— start of Document passage —

- Date: March 12, 1991
- Location: Shrine Auditorium, Los Angeles, California
- Country: United States
- Hosted by: Dionne Warwick, Patti LaBelle and Luther Vandross
- First award: 1987
- Most awards: Mariah Carey and MC Hammer (3)
- Website: soultrain.com

Television/radio coverage
- Network: WGN America

= 1991 Soul Train Music Awards =

Annual US music awards ceremony

The 1991 Soul Train Music Awards aired live on March 12, 1991 (and was later syndicated in other areas), honoring the best in R&B, soul, rap, jazz, and gospel music from the previous year. The show was held at the Shrine Auditorium in Los Angeles, California and was hosted by Patti LaBelle, Luther Vandross and Dionne Warwick.

— end of Document passage —
— start of Dataset —

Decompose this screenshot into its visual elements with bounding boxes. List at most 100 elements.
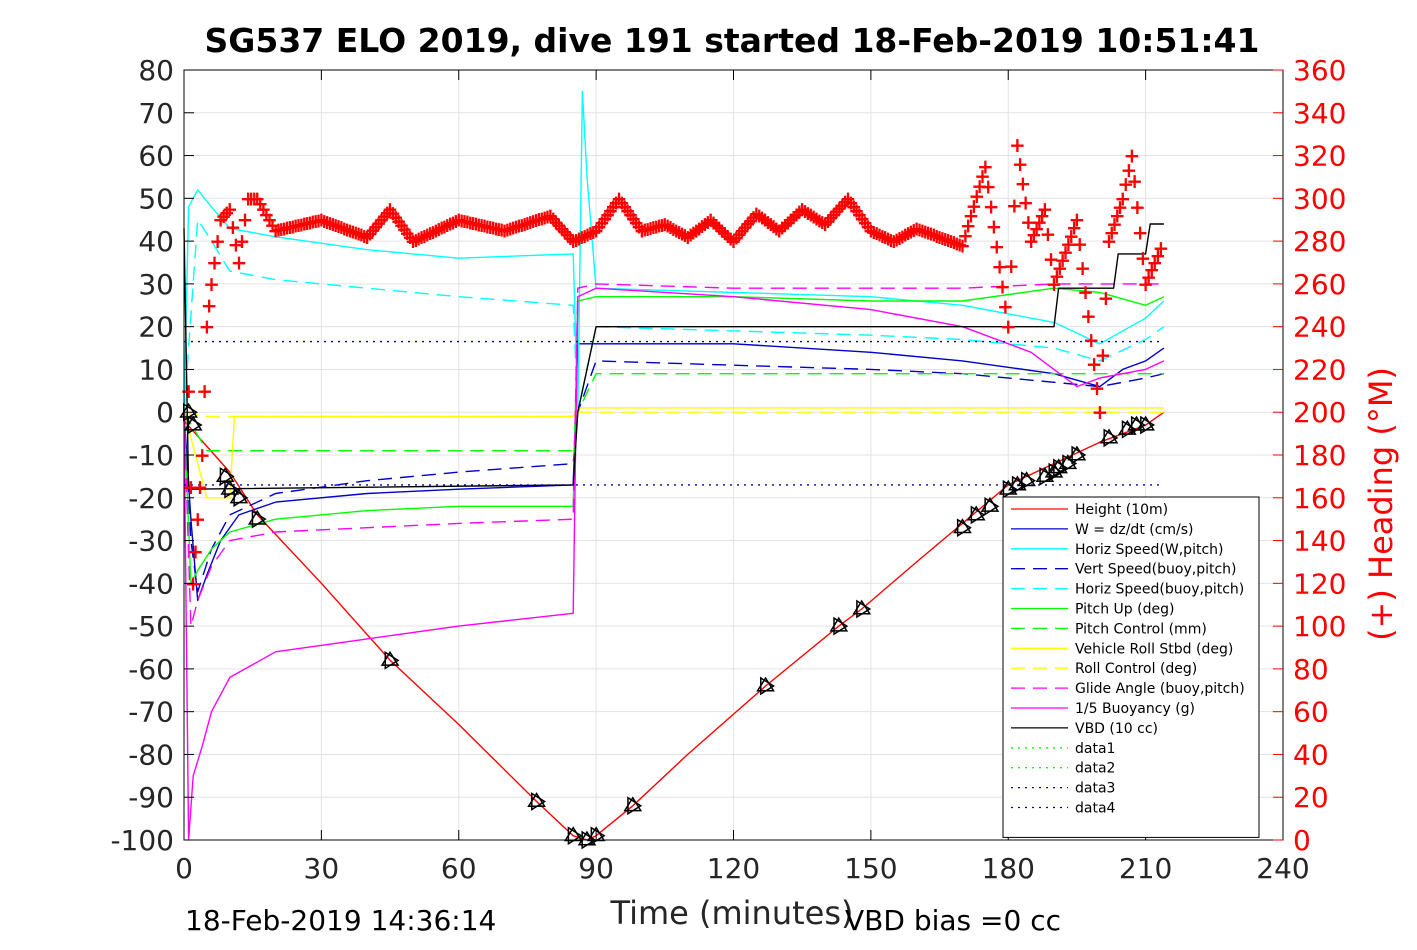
heading-point: + bbox=[774, 216, 791, 240]
heading-point: + bbox=[212, 208, 229, 232]
heading-point: + bbox=[1112, 195, 1129, 219]
legend-label-glide: Glide Angle (buoy,pitch) bbox=[1075, 681, 1245, 697]
heading-point: + bbox=[1132, 221, 1149, 245]
heading-point: + bbox=[903, 219, 920, 243]
y2-tick-label: 160 bbox=[1293, 482, 1346, 515]
y2-tick-label: 360 bbox=[1293, 54, 1346, 87]
heading-point: + bbox=[224, 215, 241, 239]
heading-point: + bbox=[954, 233, 971, 257]
heading-point: + bbox=[553, 216, 570, 240]
heading-point: + bbox=[699, 210, 716, 234]
heading-point: + bbox=[794, 197, 811, 221]
heading-point: + bbox=[854, 206, 871, 230]
heading-point: + bbox=[656, 212, 673, 236]
heading-point: + bbox=[330, 214, 347, 238]
heading-point: + bbox=[221, 197, 238, 221]
heading-point: + bbox=[822, 206, 839, 230]
y2-tick-label: 320 bbox=[1293, 140, 1346, 173]
heading-point: + bbox=[496, 218, 513, 242]
heading-point: + bbox=[722, 226, 739, 250]
heading-point: + bbox=[344, 219, 361, 243]
heading-point: + bbox=[945, 230, 962, 254]
heading-point: + bbox=[234, 229, 251, 253]
y2-tick-label: 140 bbox=[1293, 525, 1346, 558]
heading-point: + bbox=[379, 201, 396, 225]
legend-label-pitch_ctl: Pitch Control (mm) bbox=[1075, 621, 1207, 637]
x-tick-label: 90 bbox=[578, 852, 614, 885]
gc-marker-right bbox=[224, 479, 240, 499]
heading-point: + bbox=[313, 208, 330, 232]
heading-point: + bbox=[439, 213, 456, 237]
heading-point: + bbox=[885, 229, 902, 253]
heading-point: + bbox=[848, 198, 865, 222]
heading-layer: ++++++++++++++++++++++++++++++++++++++++… bbox=[180, 133, 1169, 595]
heading-point: + bbox=[708, 213, 725, 237]
heading-point: + bbox=[419, 222, 436, 246]
heading-point: + bbox=[516, 212, 533, 236]
heading-point: + bbox=[688, 218, 705, 242]
heading-point: + bbox=[189, 507, 206, 531]
heading-point: + bbox=[322, 211, 339, 235]
heading-point: + bbox=[957, 223, 974, 247]
heading-point: + bbox=[951, 232, 968, 256]
heading-point: + bbox=[728, 226, 745, 250]
heading-point: + bbox=[273, 217, 290, 241]
heading-point: + bbox=[1066, 216, 1083, 240]
footer-vbd-bias: VBD bias =0 cc bbox=[845, 904, 1061, 937]
legend-label-data2: data2 bbox=[1075, 761, 1115, 777]
heading-point: + bbox=[302, 210, 319, 234]
y2-tick-label: 200 bbox=[1293, 396, 1346, 429]
heading-point: + bbox=[771, 218, 788, 242]
heading-point: + bbox=[877, 225, 894, 249]
x-tick-label: 210 bbox=[1119, 852, 1172, 885]
legend-label-horiz_w: Horiz Speed(W,pitch) bbox=[1075, 542, 1223, 558]
heading-point: + bbox=[719, 224, 736, 248]
heading-point: + bbox=[742, 208, 759, 232]
marker-layer bbox=[179, 402, 1156, 850]
heading-point: + bbox=[365, 218, 382, 242]
heading-point: + bbox=[754, 206, 771, 230]
y-tick-label: 70 bbox=[138, 97, 174, 130]
series-glide bbox=[183, 283, 1164, 627]
heading-point: + bbox=[797, 199, 814, 223]
heading-point: + bbox=[299, 211, 316, 235]
heading-point: + bbox=[1140, 265, 1157, 289]
y2-tick-label: 240 bbox=[1293, 311, 1346, 344]
y-tick-label: -30 bbox=[128, 525, 174, 558]
heading-point: + bbox=[310, 208, 327, 232]
heading-point: + bbox=[1153, 236, 1170, 260]
legend-label-height: Height (10m) bbox=[1075, 502, 1168, 518]
heading-point: + bbox=[651, 214, 668, 238]
heading-point: + bbox=[203, 272, 220, 296]
heading-point: + bbox=[551, 213, 568, 237]
heading-point: + bbox=[324, 212, 341, 236]
heading-point: + bbox=[614, 190, 631, 214]
heading-point: + bbox=[820, 209, 837, 233]
heading-point: + bbox=[1023, 229, 1040, 253]
heading-point: + bbox=[883, 228, 900, 252]
y2-tick-label: 40 bbox=[1293, 738, 1329, 771]
heading-point: + bbox=[765, 214, 782, 238]
heading-point: + bbox=[473, 213, 490, 237]
heading-point: + bbox=[267, 218, 284, 242]
heading-point: + bbox=[1117, 172, 1134, 196]
heading-point: + bbox=[522, 210, 539, 234]
heading-point: + bbox=[385, 201, 402, 225]
heading-point: + bbox=[860, 214, 877, 238]
x-axis: 0 30 60 90 120 150 180 210 240 bbox=[175, 70, 1310, 885]
heading-point: + bbox=[596, 206, 613, 230]
heading-point: + bbox=[871, 222, 888, 246]
heading-point: + bbox=[1069, 208, 1086, 232]
heading-point: + bbox=[977, 154, 994, 178]
gc-marker-right bbox=[856, 599, 872, 619]
heading-point: + bbox=[1080, 304, 1097, 328]
heading-point: + bbox=[243, 186, 260, 210]
heading-point: + bbox=[413, 225, 430, 249]
heading-point: + bbox=[842, 190, 859, 214]
heading-point: + bbox=[925, 223, 942, 247]
heading-point: + bbox=[888, 228, 905, 252]
heading-point: + bbox=[1114, 186, 1131, 210]
y2-tick-label: 60 bbox=[1293, 696, 1329, 729]
heading-point: + bbox=[508, 215, 525, 239]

— end of Dataset —

▸ Instructions to follow: In the 1991 Soul Train Music Awards text, where was the show held?

▸ Task answer: The Shrine Auditorium in Los Angeles, California.